▶ _Exercise instructions_
From the entries that follow, list every line in which the string "intended" appears.

▶ _Task inputs_
———
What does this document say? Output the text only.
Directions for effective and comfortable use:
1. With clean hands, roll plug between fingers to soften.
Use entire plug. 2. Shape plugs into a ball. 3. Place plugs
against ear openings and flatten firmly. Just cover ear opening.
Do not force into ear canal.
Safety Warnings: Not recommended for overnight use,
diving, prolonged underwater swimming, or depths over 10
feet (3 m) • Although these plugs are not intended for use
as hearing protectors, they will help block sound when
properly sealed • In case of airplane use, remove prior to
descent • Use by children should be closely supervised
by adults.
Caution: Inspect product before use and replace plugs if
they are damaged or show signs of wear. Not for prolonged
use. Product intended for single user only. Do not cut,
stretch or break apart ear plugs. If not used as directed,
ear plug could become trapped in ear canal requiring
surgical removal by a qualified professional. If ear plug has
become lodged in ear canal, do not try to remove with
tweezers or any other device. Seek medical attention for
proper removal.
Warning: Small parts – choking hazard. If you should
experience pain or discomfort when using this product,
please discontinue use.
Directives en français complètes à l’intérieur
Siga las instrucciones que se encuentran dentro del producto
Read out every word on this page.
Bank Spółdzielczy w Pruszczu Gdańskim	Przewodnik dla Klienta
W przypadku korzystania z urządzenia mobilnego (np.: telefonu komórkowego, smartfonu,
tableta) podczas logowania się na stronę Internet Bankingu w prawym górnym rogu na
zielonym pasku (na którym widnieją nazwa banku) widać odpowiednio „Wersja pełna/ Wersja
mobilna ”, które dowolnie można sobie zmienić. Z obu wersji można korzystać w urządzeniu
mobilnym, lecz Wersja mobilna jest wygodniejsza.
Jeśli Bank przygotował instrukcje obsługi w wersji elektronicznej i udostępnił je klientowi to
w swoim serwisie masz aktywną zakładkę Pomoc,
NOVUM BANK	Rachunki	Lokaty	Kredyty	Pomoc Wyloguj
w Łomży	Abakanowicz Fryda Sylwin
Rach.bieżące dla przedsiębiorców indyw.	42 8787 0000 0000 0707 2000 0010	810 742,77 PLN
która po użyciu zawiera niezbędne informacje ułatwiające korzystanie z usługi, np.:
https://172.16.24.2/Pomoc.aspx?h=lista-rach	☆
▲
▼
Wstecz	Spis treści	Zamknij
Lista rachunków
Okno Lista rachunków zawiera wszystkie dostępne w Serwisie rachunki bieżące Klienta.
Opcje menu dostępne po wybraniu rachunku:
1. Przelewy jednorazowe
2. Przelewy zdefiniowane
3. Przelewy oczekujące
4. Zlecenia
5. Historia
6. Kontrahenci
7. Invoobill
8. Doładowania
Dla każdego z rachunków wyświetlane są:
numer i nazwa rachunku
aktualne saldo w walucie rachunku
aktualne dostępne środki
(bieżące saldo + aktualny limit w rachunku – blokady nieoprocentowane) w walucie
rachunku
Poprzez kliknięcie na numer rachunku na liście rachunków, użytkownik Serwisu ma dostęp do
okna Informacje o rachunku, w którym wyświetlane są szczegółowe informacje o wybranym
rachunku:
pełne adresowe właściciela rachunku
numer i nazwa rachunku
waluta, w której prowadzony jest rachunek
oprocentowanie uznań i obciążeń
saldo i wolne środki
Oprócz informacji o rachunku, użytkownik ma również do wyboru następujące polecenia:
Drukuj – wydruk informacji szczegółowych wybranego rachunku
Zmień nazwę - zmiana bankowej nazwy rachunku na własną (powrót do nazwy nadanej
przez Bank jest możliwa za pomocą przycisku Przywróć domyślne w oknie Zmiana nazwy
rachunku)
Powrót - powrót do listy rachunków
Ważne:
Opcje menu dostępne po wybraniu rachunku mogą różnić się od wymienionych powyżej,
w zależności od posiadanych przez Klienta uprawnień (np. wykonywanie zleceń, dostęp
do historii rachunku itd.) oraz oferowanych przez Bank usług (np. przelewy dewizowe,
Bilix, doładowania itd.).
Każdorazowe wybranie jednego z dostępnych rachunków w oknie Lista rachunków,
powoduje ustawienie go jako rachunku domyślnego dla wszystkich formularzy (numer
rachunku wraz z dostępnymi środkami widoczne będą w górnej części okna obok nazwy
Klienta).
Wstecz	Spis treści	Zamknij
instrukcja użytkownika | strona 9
———
▶ _Written response_
feet (3 m) • Although these plugs are not intended for use
use. Product intended for single user only. Do not cut,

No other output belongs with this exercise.